Stated exercise: In the material below, the lines containing the word "team" are required; copy each of them.

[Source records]
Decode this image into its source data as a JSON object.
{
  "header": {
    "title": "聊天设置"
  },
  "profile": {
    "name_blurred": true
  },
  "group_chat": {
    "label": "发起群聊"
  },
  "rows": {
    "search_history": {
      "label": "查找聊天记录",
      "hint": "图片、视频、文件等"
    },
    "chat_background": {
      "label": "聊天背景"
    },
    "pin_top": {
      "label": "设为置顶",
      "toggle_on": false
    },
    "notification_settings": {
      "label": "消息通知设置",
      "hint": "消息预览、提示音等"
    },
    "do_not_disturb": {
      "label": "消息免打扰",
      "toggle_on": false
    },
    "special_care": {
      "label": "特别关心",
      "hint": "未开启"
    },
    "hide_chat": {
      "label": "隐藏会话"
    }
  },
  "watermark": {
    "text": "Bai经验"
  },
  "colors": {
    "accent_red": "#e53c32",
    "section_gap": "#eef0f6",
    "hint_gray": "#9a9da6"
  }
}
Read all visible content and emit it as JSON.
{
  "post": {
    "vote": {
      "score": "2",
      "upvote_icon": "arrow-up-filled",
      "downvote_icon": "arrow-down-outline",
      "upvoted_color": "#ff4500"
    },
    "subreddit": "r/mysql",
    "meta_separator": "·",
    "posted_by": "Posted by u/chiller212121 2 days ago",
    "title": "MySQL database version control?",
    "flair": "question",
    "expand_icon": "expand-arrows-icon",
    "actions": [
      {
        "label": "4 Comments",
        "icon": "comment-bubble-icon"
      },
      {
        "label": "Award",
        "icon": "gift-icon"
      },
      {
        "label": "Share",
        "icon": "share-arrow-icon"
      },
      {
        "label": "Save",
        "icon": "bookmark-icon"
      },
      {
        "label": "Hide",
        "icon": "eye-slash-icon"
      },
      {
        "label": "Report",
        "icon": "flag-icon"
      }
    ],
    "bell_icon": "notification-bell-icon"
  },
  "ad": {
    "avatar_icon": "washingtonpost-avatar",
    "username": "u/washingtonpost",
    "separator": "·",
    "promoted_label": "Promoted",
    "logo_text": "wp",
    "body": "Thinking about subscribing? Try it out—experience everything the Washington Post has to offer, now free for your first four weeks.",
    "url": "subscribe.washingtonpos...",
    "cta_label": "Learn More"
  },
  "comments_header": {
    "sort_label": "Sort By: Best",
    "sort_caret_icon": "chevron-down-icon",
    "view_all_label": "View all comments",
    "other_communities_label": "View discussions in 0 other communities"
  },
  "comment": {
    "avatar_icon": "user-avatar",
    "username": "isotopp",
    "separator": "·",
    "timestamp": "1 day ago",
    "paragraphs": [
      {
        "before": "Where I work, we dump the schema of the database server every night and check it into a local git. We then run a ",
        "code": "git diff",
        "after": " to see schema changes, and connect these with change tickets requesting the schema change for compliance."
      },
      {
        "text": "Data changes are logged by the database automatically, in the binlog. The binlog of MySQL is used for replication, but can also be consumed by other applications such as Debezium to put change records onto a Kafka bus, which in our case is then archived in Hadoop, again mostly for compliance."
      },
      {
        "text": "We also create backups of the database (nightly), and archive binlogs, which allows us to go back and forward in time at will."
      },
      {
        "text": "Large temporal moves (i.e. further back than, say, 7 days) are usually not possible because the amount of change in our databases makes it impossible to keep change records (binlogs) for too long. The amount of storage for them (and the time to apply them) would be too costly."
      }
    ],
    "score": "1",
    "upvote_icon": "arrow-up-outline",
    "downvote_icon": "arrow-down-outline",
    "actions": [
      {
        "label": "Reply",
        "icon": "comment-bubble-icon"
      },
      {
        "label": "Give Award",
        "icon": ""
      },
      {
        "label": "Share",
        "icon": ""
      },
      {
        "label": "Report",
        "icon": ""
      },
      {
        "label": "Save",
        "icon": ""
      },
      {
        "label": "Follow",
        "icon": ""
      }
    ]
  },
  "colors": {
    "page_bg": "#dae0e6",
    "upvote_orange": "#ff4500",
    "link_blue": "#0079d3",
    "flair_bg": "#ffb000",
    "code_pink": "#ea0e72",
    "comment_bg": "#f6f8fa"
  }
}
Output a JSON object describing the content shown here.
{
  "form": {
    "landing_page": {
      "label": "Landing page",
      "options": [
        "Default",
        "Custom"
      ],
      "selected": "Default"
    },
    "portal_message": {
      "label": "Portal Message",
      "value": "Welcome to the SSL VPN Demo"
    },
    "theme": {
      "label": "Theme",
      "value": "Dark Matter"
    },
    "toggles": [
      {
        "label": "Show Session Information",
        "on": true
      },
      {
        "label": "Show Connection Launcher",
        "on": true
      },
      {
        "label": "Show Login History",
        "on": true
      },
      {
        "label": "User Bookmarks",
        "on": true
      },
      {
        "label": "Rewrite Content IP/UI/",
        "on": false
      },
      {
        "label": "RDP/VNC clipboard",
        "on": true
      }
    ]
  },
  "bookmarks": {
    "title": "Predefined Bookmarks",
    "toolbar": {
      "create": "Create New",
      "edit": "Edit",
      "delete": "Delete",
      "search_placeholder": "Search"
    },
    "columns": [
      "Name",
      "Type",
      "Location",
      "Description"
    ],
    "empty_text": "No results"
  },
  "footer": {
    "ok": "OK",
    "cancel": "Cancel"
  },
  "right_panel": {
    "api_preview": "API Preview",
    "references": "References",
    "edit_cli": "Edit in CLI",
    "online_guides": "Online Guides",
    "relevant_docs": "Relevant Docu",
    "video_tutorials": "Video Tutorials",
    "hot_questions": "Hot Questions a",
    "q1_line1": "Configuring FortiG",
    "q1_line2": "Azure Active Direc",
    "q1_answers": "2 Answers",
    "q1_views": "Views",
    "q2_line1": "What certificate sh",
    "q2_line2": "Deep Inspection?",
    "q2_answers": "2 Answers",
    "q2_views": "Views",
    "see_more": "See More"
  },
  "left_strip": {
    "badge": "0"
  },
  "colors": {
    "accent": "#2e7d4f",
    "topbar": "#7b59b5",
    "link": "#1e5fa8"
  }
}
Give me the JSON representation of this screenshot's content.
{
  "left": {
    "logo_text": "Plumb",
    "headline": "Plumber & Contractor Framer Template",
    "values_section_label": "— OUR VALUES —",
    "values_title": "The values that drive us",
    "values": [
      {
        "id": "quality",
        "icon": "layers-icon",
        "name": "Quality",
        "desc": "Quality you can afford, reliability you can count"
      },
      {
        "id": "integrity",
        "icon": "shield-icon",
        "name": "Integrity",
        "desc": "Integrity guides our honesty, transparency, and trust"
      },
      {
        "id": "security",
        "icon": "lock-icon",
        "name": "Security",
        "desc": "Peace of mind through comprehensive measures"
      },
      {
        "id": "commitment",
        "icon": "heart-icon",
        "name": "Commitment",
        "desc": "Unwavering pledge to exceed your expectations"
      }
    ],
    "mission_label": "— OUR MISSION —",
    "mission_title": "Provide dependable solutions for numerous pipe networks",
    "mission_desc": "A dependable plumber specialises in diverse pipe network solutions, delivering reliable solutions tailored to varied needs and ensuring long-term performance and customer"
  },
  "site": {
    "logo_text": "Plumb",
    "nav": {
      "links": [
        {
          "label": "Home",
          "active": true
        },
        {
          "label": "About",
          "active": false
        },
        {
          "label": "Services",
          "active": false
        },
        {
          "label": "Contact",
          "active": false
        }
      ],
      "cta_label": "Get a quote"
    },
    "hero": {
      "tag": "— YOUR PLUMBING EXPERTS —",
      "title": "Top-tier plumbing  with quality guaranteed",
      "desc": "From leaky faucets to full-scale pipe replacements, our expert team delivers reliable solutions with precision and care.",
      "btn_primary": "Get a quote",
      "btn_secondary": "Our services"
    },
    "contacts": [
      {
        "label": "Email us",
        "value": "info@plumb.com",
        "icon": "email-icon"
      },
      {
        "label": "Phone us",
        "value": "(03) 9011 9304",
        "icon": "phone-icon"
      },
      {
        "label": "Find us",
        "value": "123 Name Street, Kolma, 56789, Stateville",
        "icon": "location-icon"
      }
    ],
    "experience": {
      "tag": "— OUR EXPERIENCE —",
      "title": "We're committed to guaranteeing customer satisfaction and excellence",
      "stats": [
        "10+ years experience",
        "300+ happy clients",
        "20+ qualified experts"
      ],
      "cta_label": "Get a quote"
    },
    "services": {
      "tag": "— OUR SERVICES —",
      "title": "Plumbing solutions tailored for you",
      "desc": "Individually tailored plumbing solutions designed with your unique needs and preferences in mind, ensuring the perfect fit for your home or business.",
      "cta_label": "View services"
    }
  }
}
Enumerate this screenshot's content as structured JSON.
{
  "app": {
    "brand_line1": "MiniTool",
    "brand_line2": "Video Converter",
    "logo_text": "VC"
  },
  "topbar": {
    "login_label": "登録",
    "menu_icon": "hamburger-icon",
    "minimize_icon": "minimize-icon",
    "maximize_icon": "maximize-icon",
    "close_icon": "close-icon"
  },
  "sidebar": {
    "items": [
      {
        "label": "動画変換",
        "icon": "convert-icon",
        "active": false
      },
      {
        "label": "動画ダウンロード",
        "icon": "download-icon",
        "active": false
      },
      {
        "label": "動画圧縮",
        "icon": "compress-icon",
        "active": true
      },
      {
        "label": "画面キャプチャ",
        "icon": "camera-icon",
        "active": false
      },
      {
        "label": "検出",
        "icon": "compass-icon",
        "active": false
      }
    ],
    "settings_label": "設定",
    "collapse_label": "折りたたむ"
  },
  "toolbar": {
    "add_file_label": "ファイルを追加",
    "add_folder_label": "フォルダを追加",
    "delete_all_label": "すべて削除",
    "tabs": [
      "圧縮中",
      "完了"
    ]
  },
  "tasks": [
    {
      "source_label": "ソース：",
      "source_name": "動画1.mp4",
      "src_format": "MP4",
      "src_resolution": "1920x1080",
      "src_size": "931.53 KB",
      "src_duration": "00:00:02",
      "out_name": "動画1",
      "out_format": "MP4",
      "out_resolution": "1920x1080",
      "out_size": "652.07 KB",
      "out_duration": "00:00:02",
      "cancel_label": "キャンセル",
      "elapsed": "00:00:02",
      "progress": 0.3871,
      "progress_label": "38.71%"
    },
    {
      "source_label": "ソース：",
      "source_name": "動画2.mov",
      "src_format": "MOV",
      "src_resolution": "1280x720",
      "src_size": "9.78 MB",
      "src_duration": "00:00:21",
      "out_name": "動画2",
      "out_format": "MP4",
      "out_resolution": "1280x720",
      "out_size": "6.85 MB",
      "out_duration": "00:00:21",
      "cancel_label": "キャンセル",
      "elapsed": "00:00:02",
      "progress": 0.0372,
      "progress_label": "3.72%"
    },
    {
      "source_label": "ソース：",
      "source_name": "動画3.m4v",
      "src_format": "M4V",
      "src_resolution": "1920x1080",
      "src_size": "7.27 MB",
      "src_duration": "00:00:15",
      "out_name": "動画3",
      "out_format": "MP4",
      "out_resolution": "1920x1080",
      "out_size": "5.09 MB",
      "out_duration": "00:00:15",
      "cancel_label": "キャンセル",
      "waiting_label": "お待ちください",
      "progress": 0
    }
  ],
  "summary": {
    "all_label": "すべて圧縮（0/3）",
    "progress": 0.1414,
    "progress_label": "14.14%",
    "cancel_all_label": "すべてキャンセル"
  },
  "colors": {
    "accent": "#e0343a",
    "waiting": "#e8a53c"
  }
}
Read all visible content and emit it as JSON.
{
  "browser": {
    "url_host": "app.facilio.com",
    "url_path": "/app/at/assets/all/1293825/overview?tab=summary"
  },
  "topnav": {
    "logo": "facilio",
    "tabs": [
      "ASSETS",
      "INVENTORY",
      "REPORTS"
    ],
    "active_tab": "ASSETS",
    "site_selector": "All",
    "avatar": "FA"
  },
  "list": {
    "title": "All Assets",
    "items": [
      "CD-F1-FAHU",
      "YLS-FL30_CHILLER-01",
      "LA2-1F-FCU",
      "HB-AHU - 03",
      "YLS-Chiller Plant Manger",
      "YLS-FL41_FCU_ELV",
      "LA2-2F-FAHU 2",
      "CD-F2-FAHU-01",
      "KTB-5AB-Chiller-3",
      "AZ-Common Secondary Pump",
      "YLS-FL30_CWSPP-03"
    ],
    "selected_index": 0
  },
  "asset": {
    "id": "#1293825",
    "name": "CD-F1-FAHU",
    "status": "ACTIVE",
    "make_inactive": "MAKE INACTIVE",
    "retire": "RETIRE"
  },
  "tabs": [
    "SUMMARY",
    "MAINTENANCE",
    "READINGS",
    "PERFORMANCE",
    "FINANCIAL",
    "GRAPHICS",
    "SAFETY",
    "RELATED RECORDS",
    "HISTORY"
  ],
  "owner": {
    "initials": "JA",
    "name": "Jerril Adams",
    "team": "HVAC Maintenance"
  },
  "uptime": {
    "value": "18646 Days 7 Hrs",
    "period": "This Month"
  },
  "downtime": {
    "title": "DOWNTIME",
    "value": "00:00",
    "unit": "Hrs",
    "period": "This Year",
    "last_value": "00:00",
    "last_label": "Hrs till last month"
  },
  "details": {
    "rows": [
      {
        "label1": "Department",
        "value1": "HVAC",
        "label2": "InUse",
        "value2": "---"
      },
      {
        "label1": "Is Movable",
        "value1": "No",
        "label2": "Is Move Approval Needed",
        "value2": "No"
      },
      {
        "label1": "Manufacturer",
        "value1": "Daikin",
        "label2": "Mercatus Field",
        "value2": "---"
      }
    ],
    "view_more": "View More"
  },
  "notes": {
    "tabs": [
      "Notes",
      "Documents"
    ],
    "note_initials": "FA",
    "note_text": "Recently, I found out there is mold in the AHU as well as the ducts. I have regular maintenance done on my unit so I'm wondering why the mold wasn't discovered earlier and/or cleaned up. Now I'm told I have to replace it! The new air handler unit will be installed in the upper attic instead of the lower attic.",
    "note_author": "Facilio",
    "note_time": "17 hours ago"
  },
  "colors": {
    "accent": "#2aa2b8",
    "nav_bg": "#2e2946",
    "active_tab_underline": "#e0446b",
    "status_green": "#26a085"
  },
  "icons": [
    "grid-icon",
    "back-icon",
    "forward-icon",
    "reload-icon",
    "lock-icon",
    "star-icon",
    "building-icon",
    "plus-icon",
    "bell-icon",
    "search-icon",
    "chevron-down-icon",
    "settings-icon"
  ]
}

Written response:
      "desc": "From leaky faucets to full-scale pipe replacements, our expert team delivers reliable solutions with precision and care.",
    "team": "HVAC Maintenance"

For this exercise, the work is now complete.